[STATED GOAL] Count how many lines hold the string "title". Answer with that number and nothing more.

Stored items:

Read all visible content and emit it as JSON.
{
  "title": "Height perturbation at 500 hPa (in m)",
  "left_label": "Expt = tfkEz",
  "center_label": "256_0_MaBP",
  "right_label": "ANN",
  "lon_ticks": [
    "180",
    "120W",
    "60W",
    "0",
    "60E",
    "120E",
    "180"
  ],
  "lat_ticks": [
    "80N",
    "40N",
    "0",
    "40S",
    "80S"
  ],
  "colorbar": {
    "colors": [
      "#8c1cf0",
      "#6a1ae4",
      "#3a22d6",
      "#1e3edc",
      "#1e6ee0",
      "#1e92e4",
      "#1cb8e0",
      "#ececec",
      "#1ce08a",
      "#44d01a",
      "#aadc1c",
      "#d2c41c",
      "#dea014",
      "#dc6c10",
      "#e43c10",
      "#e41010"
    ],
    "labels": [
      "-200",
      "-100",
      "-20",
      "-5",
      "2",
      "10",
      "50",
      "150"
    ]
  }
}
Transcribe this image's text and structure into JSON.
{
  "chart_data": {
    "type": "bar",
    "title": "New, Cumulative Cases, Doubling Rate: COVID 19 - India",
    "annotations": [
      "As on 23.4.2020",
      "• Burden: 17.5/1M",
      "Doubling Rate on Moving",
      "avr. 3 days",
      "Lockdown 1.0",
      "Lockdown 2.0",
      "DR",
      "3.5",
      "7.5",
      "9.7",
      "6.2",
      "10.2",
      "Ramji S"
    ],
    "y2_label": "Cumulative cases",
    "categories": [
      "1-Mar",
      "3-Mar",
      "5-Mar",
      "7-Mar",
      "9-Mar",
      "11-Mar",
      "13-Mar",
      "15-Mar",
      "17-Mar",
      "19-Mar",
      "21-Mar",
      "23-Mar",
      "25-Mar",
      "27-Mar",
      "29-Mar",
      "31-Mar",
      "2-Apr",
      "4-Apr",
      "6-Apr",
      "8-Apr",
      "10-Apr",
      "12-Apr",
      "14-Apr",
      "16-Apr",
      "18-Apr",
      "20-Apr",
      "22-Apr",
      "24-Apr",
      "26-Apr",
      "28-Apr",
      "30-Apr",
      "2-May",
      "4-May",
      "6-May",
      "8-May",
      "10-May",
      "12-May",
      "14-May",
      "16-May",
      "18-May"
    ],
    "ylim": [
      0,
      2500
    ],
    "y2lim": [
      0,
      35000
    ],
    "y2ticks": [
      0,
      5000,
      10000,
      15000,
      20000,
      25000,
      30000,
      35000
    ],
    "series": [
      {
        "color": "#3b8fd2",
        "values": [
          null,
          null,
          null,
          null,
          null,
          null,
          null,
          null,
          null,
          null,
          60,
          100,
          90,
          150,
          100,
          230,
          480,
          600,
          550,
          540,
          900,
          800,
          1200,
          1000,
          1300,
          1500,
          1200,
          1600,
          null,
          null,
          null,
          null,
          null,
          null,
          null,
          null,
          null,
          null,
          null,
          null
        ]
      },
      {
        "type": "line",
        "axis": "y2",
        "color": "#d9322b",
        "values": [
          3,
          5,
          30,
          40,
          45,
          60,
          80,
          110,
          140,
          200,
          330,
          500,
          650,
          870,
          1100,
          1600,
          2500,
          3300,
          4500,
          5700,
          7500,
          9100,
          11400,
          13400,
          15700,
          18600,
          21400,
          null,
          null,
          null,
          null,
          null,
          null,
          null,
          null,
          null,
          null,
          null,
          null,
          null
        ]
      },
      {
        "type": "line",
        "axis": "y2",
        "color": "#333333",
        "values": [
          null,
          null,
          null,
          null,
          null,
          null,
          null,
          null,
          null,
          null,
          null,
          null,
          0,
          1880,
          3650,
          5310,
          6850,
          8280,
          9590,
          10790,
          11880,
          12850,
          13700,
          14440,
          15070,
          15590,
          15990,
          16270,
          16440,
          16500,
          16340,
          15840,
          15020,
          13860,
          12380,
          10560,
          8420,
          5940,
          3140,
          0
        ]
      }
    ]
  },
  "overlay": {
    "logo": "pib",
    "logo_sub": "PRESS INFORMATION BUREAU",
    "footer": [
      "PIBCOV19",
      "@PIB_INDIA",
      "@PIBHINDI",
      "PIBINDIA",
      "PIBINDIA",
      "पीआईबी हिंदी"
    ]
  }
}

[COMPLETE OUTPUT] 2